* ESTRATTO DEL DOCUMENTO
»»

Procedere a marce forzate graduali

No, non è un controsenso! Stabilire una scalabilità di obiettivi da perseguire, con la possibilità di checkpoint intermedi per valutare efficacia ed efficienza delle azioni intraprese – e correggere il tiro quando necessario – significa capire l’importanza di un piano di sviluppo in grado di sopravvivere nel medio-lungo periodo.
La scalabilità vale sia per la dimensione che per il contenuto del progetto, insieme alla scelta di fornitori tecnologici in grado di assicurare l’approccio voluto e alla creazione di un team congiunto azienda/azienda tech “disruptive” per seguire lo stato di avanzamento del piano innovativo.

Partner per l’innovazione

Siamo quindi ora alle società in grado di fornire gli strumenti di digitalizzazione, intelligenza artificiale, innovazione o comunque li si voglia definire; al di là della delivery tecnologica, qual è il vero valore aggiunto che possono dare alle aziende?

Paragoniamo questo processo alla ristrutturazione di una casa: possiamo scegliere un appaltatore generalista, che si occuperà poi (direttamente o attraverso terzi) della gestione globale, oppure rivolgerci a specialisti per effettuare migliorie mirate su aspetti specifici. Ambedue gli approcci sono leciti ed efficaci: con il primo l’azienda è più rilassata nelle attività quotidiane, ma meno protagonista del processo di controllo dei singoli, mentre il secondo porta a risultati di livello qualitativo molto più alto, con però un tasso di coinvolgimento aziendale decisamente più elevato. Il fornitore boutique ha un rapporto con il cliente molto più personalizzato, oltre che competenze tecniche mirate alla tematica da approfondire; il suo dovere professionale sta nello stringere partnership con altri attori tecnologici in grado di garantire al proprio cliente una gamma di servizi completa e di alta professionalità. Inoltre, deve definire chiaramente con il cliente il caso d’uso più adatto e in grado di garantire il successo dell’iniziativa.

La scelta da parte dell’azienda cliente di uno dei due approcci può dipendere da molti fattori, non solo tecnologici e/o economici: la struttura interna, l’abitudine e la fiducia in un partner o in uno stile di lavoro, la potenziale ripetizione di una storia di successo – tutto questo ha un’importanza forte e legittima. L’innovazione si basa sull’oggettività dei risultati pregressi, ma anche sulla “chimica” delle parti; in questo la fornitura di tecnologia è equiparabile a quella di qualsiasi altro prodotto fisico o intellettuale.

««

Riporta senza modifiche la parte dell'estratto sull'innovazione che va da "La scalabilità vale" a "dare alle aziende?".

* DATI REGISTRATI

»»

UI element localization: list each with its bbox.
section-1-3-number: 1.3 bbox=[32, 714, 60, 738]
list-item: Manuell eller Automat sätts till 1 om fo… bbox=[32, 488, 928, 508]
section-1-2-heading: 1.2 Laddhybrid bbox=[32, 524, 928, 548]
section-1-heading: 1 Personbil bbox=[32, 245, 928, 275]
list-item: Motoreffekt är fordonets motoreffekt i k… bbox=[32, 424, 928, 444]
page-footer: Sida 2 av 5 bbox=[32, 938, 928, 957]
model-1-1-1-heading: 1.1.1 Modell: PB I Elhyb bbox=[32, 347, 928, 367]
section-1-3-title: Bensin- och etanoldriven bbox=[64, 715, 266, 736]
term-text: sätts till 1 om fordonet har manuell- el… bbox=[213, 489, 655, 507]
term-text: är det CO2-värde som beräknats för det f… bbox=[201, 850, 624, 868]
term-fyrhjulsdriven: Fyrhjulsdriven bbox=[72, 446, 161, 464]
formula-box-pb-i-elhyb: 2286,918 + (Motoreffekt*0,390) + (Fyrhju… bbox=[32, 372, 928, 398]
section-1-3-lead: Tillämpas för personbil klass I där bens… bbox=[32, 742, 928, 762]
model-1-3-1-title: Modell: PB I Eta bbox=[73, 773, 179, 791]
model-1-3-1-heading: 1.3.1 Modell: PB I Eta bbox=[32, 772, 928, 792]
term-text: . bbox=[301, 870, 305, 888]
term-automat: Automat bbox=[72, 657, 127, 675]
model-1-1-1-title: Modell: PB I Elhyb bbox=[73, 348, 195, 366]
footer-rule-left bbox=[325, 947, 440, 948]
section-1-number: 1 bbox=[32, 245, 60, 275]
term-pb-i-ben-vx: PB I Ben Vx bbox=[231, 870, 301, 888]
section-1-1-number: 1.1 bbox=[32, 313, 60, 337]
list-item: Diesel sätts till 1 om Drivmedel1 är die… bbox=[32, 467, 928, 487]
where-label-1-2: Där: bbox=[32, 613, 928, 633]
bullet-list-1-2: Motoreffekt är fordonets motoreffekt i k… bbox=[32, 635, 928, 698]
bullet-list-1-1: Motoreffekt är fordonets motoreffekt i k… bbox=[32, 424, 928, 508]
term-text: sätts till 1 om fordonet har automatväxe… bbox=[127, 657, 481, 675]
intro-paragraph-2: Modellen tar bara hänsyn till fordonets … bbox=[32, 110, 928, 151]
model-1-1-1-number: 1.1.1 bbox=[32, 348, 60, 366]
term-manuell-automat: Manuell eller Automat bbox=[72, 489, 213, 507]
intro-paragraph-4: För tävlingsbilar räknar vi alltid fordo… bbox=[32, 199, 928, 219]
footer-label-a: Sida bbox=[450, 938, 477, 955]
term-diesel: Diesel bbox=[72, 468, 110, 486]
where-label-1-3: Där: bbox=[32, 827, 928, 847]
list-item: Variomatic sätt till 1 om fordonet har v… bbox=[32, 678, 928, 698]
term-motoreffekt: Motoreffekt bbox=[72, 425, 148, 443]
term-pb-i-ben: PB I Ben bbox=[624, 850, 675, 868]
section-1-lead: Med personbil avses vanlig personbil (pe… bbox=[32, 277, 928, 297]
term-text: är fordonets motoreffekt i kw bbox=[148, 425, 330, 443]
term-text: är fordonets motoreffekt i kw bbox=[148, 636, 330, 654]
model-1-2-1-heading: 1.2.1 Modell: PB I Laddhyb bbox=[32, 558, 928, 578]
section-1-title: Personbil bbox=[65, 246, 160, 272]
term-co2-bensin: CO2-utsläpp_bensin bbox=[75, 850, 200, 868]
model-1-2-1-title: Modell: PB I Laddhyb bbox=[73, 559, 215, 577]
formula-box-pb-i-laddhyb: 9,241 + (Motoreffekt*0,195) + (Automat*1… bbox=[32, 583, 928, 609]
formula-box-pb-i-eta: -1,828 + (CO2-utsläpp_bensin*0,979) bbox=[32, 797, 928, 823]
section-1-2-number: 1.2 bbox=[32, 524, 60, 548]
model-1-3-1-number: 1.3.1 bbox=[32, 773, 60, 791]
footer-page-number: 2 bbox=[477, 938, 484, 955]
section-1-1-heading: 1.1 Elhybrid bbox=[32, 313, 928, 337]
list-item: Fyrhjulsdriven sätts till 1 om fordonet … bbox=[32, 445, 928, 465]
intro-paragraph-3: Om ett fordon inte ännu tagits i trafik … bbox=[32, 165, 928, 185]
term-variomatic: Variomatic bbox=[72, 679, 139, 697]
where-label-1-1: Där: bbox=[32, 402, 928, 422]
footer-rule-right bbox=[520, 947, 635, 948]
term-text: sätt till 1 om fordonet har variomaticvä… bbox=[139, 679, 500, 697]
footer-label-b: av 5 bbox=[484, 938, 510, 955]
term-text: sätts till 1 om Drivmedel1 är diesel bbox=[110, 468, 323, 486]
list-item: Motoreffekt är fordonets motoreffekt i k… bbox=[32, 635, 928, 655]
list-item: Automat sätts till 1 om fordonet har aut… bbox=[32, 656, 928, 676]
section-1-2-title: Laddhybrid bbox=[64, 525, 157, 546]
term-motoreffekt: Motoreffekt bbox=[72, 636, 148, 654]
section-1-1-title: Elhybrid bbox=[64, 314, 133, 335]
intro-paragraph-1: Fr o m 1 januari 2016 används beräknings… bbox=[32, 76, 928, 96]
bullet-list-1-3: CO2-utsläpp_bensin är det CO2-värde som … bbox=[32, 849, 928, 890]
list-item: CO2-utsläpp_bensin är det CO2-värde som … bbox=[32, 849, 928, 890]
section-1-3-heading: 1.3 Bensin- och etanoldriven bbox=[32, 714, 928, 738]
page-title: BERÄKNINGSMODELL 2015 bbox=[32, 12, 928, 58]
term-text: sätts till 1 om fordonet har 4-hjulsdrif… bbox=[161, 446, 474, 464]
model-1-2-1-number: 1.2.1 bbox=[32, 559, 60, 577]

««

* SOLUZIONE DEL PROBLEMA
La scalabilità vale sia per la dimensione che per il contenuto del progetto, insieme alla scelta di fornitori tecnologici in grado di assicurare l’approccio voluto e alla creazione di un team congiunto azienda/azienda tech “disruptive” per seguire lo stato di avanzamento del piano innovativo.

Partner per l’innovazione

Siamo quindi ora alle società in grado di fornire gli strumenti di digitalizzazione, intelligenza artificiale, innovazione o comunque li si voglia definire; al di là della delivery tecnologica, qual è il vero valore aggiunto che possono dare alle aziende?